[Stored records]
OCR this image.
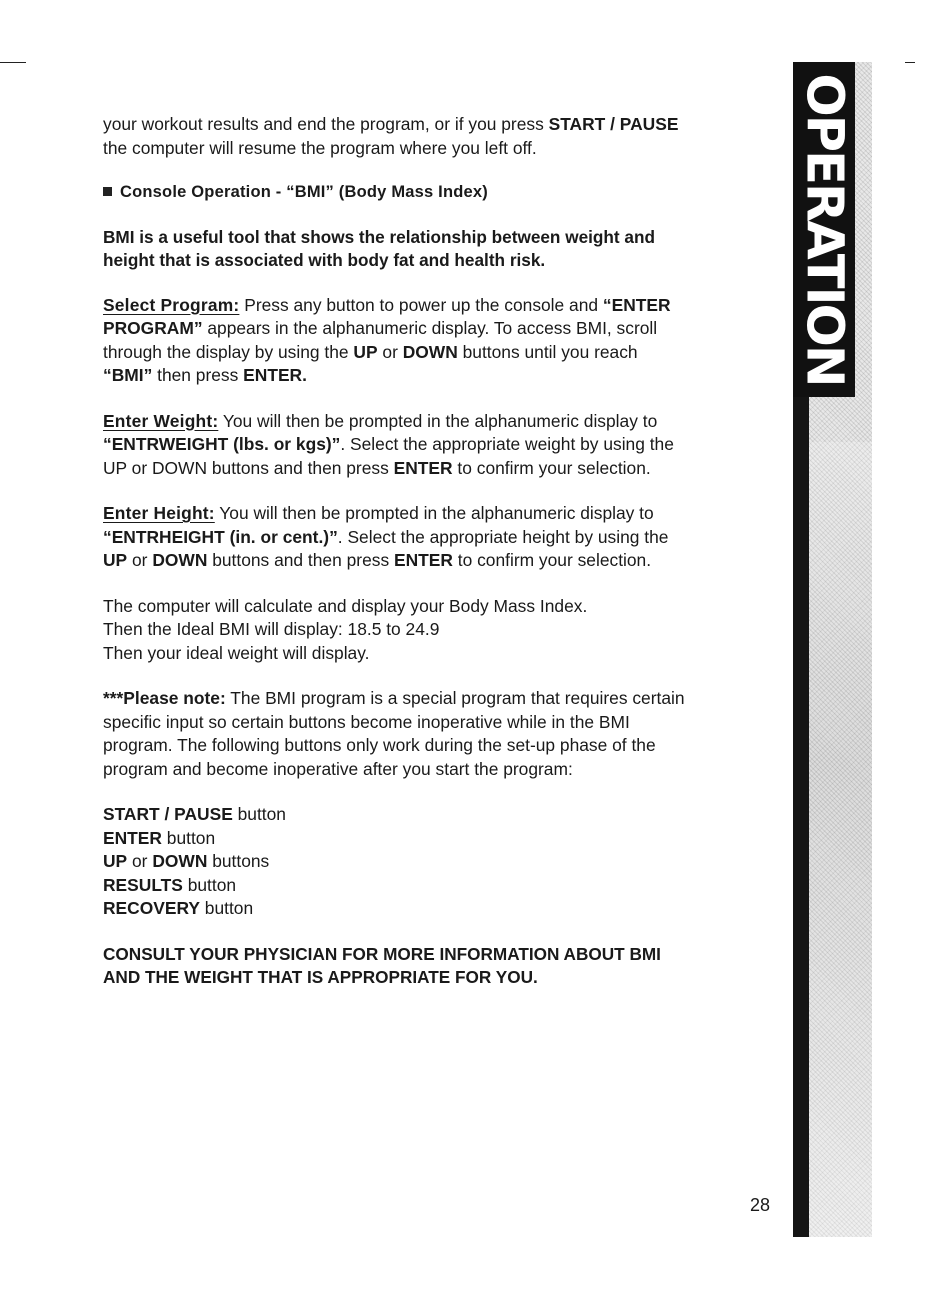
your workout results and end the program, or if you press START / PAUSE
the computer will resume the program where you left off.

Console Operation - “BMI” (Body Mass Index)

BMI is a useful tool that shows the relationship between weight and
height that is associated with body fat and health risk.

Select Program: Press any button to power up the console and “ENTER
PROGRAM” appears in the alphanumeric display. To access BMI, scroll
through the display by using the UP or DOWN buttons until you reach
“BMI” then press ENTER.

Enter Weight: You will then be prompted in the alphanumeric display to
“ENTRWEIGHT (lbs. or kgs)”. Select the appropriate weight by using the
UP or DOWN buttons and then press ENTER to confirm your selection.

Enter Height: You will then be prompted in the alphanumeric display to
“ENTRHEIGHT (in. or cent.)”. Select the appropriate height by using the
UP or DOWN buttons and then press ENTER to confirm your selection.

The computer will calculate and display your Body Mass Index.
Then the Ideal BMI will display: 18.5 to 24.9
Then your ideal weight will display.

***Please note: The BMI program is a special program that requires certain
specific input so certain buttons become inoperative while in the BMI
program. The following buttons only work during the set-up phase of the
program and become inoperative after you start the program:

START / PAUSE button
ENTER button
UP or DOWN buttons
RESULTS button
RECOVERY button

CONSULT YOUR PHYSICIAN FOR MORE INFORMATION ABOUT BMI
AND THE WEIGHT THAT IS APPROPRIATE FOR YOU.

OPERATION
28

**DIRECTIONS:** State the count of lines holding the string "will" in the listing above, and nothing else.

**EXERCISE RESULT:** 6